+++ RECORDED INFORMATION +++

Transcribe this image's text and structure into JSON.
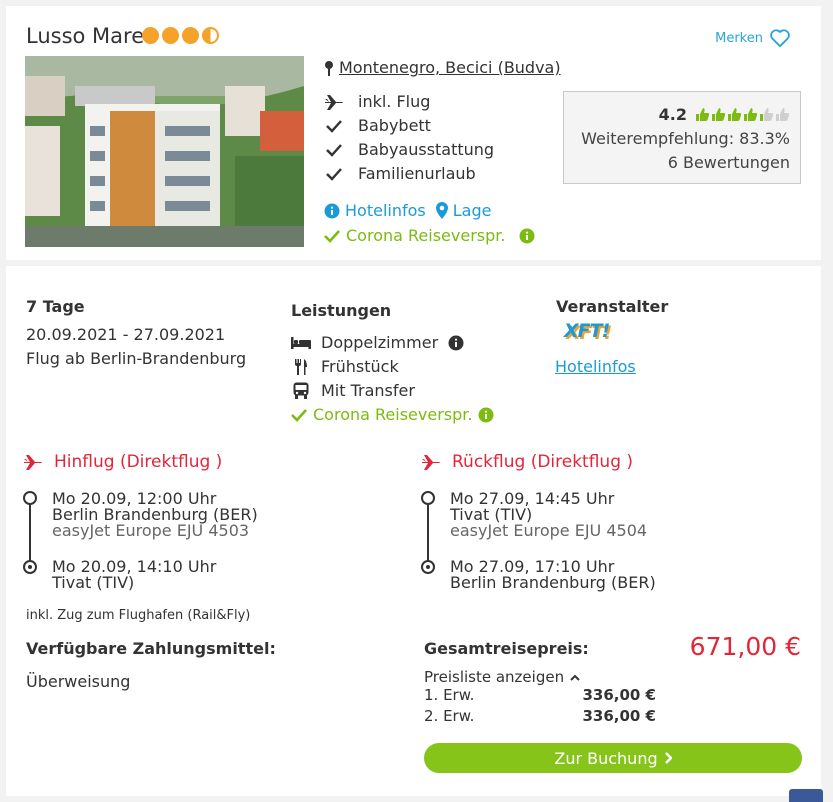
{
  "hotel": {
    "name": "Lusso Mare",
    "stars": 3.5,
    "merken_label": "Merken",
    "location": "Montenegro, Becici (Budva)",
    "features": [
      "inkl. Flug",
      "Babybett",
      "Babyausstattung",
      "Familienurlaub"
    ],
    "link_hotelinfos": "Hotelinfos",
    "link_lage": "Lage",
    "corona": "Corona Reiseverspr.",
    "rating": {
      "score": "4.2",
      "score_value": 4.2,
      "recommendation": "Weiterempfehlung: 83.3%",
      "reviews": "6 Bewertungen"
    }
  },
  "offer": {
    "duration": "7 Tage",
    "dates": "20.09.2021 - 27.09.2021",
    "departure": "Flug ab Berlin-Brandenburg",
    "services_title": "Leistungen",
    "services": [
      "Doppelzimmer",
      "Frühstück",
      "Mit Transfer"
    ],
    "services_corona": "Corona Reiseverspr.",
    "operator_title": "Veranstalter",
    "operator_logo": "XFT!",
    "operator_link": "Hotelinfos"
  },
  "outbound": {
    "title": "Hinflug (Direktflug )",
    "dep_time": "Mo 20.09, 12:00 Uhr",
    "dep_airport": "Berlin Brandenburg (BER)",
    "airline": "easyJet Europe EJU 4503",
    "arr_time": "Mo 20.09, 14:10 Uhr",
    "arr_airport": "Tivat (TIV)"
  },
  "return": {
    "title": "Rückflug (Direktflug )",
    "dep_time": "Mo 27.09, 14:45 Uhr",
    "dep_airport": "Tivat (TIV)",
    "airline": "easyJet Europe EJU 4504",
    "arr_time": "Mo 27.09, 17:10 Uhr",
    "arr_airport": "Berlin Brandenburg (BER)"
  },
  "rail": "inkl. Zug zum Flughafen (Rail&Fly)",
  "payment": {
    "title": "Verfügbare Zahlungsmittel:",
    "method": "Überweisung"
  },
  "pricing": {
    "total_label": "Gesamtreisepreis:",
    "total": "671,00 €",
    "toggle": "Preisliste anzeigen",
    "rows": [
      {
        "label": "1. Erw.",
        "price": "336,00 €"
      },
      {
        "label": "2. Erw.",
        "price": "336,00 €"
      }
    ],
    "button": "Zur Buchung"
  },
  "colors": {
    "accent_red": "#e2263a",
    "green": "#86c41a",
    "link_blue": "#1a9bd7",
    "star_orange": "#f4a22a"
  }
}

+++

▶ **WORK TO COMPLETE**
Count every line of the material above that holds the string "inkl", then state only the total.

▶ **FINISHED ANSWER**
2